> **Set exercise**
Filter the lines below, copying only those with the string "Cube".

> **Data supplied**
------------------------------------------------
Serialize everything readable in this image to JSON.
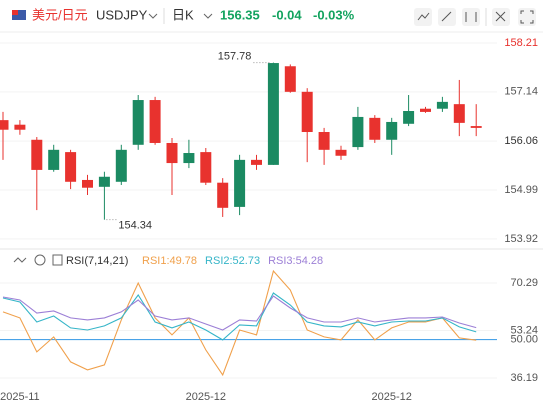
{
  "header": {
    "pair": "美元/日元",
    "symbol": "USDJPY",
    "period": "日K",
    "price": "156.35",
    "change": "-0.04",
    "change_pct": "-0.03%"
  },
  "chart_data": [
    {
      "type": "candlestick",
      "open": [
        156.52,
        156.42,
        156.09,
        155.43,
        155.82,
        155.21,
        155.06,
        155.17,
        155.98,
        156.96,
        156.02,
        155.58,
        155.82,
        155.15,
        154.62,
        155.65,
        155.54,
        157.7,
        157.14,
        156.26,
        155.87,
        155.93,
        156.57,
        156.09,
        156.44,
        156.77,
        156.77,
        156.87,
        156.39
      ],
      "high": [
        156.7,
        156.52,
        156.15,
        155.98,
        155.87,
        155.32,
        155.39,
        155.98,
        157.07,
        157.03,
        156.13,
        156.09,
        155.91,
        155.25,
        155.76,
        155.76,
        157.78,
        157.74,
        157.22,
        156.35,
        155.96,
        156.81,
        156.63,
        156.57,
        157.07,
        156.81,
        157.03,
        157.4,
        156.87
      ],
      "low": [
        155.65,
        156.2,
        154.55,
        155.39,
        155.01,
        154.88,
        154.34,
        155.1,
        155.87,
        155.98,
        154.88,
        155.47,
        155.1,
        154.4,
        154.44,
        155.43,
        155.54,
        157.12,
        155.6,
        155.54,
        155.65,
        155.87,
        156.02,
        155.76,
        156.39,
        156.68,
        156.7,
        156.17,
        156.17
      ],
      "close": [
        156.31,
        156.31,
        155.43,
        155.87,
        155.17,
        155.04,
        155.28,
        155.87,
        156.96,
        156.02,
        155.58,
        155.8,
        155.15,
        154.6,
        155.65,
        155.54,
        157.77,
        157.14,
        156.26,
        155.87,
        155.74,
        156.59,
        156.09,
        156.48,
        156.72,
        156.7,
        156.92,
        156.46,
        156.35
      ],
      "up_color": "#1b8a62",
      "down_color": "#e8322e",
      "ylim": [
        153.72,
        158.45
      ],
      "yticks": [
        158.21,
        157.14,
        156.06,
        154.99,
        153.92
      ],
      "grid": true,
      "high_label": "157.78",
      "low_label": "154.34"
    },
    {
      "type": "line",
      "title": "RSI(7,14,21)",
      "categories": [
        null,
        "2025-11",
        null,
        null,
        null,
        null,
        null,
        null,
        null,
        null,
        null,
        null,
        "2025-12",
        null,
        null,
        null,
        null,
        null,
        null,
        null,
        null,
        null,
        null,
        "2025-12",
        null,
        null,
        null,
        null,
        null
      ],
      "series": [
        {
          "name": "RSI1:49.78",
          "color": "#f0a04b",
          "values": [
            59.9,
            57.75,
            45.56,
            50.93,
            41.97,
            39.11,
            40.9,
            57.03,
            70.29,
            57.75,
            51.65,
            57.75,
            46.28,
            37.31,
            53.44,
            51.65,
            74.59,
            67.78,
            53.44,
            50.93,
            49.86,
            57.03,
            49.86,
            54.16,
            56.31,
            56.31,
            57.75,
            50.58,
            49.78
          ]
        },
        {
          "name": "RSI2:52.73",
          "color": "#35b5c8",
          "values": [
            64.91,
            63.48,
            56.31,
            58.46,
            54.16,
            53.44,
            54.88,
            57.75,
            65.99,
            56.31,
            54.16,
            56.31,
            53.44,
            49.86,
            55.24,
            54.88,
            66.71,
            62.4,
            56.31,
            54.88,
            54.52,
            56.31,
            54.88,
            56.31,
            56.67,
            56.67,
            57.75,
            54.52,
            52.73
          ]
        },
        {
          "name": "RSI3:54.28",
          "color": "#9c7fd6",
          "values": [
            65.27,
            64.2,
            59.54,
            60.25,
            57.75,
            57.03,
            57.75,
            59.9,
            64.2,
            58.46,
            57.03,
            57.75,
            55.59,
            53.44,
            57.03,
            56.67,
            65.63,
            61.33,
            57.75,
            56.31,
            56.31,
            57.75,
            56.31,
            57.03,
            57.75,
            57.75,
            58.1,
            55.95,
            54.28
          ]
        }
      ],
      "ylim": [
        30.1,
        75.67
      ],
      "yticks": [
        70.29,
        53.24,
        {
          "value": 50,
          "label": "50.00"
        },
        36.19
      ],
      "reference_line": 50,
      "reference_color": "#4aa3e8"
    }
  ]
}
------------------------------------------------
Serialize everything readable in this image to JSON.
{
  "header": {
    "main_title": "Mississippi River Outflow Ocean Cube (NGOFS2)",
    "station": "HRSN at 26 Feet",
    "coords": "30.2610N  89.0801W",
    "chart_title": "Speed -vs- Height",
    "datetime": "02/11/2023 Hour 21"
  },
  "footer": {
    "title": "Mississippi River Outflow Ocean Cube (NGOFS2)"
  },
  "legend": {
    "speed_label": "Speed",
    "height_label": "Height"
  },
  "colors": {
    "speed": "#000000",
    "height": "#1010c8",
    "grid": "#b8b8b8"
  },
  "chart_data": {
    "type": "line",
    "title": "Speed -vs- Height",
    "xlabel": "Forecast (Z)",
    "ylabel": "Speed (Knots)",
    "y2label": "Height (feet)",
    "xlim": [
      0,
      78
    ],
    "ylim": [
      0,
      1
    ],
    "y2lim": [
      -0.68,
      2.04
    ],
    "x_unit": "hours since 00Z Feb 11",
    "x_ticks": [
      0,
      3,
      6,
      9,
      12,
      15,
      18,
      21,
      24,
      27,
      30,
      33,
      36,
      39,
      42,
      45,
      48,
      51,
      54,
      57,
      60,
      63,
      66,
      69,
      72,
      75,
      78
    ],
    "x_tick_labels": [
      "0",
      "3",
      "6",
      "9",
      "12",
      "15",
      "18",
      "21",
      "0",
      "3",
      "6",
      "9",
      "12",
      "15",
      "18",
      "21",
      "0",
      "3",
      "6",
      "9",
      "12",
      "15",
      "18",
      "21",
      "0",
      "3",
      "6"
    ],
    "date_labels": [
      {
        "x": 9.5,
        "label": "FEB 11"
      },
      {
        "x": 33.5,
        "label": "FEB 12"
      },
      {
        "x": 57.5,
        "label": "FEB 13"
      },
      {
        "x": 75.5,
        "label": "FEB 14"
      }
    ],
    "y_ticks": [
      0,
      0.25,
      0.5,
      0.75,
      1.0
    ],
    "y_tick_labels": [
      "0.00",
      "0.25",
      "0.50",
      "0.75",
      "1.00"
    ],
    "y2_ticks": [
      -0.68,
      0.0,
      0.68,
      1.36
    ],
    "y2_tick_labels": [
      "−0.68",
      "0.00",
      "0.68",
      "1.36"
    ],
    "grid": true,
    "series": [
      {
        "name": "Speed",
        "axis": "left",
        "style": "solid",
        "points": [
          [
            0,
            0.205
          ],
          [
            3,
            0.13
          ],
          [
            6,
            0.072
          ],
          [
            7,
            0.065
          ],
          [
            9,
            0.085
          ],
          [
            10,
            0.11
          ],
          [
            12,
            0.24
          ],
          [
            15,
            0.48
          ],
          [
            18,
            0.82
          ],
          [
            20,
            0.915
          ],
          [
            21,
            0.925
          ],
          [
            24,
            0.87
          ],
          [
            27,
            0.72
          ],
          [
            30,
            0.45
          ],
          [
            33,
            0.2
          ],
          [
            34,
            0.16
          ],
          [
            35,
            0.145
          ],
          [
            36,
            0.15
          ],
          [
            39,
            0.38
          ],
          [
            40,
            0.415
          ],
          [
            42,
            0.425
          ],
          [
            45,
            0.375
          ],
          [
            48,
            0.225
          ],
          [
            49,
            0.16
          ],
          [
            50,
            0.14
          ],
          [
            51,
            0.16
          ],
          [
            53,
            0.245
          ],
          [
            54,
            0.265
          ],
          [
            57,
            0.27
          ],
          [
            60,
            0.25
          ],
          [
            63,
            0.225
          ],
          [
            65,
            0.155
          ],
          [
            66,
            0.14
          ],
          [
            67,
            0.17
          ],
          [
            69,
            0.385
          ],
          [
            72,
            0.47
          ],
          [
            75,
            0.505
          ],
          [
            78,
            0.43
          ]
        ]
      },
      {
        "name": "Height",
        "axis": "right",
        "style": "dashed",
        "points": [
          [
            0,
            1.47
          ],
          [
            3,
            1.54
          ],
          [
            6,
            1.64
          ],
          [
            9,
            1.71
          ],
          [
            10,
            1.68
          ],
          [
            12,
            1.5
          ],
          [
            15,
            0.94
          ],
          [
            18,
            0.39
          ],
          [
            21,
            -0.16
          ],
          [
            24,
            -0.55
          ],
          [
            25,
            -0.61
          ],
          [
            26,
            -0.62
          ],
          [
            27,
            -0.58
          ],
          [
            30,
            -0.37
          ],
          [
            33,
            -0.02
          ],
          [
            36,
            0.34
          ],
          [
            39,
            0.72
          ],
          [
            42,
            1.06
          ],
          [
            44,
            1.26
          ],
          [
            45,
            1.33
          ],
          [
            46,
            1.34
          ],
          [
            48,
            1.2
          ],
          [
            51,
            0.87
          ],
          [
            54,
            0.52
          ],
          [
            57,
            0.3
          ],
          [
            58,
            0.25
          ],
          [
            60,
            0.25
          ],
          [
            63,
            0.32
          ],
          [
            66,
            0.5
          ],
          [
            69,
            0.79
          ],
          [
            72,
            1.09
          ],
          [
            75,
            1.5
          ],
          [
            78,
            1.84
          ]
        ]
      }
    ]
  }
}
------------------------------------------------
> **Output for this exercise**
    "main_title": "Mississippi River Outflow Ocean Cube (NGOFS2)",
    "title": "Mississippi River Outflow Ocean Cube (NGOFS2)"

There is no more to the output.